[Start of Provided information]

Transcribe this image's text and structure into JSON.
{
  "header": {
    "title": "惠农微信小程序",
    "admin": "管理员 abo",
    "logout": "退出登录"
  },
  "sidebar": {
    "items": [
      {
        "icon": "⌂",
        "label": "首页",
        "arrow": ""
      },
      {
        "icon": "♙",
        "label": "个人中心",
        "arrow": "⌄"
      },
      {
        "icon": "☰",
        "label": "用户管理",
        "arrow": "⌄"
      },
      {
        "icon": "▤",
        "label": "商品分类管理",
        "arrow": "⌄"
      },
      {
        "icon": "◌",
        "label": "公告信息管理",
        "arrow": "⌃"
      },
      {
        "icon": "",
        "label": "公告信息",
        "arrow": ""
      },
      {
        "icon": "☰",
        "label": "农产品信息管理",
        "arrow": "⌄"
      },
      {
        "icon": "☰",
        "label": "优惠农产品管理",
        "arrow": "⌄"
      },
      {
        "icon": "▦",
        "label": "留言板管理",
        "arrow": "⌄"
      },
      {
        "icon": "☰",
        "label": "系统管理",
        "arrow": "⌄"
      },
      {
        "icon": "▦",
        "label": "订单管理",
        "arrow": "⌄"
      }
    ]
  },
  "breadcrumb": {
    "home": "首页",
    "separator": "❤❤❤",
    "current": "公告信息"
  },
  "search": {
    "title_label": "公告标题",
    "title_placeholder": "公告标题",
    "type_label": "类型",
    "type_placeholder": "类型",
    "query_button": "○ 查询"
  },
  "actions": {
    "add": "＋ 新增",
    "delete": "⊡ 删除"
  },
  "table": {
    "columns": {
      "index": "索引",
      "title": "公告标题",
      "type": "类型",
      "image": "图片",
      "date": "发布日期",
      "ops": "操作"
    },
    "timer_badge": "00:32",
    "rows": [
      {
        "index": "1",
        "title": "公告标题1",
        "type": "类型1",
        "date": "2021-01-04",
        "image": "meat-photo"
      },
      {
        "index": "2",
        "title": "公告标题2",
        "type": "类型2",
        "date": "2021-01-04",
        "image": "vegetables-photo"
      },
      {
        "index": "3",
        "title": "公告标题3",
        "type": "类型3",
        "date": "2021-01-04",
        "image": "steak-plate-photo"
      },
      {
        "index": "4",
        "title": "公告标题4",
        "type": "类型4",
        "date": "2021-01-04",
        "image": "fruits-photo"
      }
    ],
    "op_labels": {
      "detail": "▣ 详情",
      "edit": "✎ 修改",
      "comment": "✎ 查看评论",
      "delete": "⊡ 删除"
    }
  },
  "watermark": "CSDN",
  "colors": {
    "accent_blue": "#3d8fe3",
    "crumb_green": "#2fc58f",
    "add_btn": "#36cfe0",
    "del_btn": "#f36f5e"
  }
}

[End of Provided information]

#### Exercise objective:
Reproduce the full listing exactly.

#### Exercise solution:
Transcribe this image's text and structure into JSON.
{
  "header": {
    "title": "惠农微信小程序",
    "admin": "管理员 abo",
    "logout": "退出登录"
  },
  "sidebar": {
    "items": [
      {
        "icon": "⌂",
        "label": "首页",
        "arrow": ""
      },
      {
        "icon": "♙",
        "label": "个人中心",
        "arrow": "⌄"
      },
      {
        "icon": "☰",
        "label": "用户管理",
        "arrow": "⌄"
      },
      {
        "icon": "▤",
        "label": "商品分类管理",
        "arrow": "⌄"
      },
      {
        "icon": "◌",
        "label": "公告信息管理",
        "arrow": "⌃"
      },
      {
        "icon": "",
        "label": "公告信息",
        "arrow": ""
      },
      {
        "icon": "☰",
        "label": "农产品信息管理",
        "arrow": "⌄"
      },
      {
        "icon": "☰",
        "label": "优惠农产品管理",
        "arrow": "⌄"
      },
      {
        "icon": "▦",
        "label": "留言板管理",
        "arrow": "⌄"
      },
      {
        "icon": "☰",
        "label": "系统管理",
        "arrow": "⌄"
      },
      {
        "icon": "▦",
        "label": "订单管理",
        "arrow": "⌄"
      }
    ]
  },
  "breadcrumb": {
    "home": "首页",
    "separator": "❤❤❤",
    "current": "公告信息"
  },
  "search": {
    "title_label": "公告标题",
    "title_placeholder": "公告标题",
    "type_label": "类型",
    "type_placeholder": "类型",
    "query_button": "○ 查询"
  },
  "actions": {
    "add": "＋ 新增",
    "delete": "⊡ 删除"
  },
  "table": {
    "columns": {
      "index": "索引",
      "title": "公告标题",
      "type": "类型",
      "image": "图片",
      "date": "发布日期",
      "ops": "操作"
    },
    "timer_badge": "00:32",
    "rows": [
      {
        "index": "1",
        "title": "公告标题1",
        "type": "类型1",
        "date": "2021-01-04",
        "image": "meat-photo"
      },
      {
        "index": "2",
        "title": "公告标题2",
        "type": "类型2",
        "date": "2021-01-04",
        "image": "vegetables-photo"
      },
      {
        "index": "3",
        "title": "公告标题3",
        "type": "类型3",
        "date": "2021-01-04",
        "image": "steak-plate-photo"
      },
      {
        "index": "4",
        "title": "公告标题4",
        "type": "类型4",
        "date": "2021-01-04",
        "image": "fruits-photo"
      }
    ],
    "op_labels": {
      "detail": "▣ 详情",
      "edit": "✎ 修改",
      "comment": "✎ 查看评论",
      "delete": "⊡ 删除"
    }
  },
  "watermark": "CSDN",
  "colors": {
    "accent_blue": "#3d8fe3",
    "crumb_green": "#2fc58f",
    "add_btn": "#36cfe0",
    "del_btn": "#f36f5e"
  }
}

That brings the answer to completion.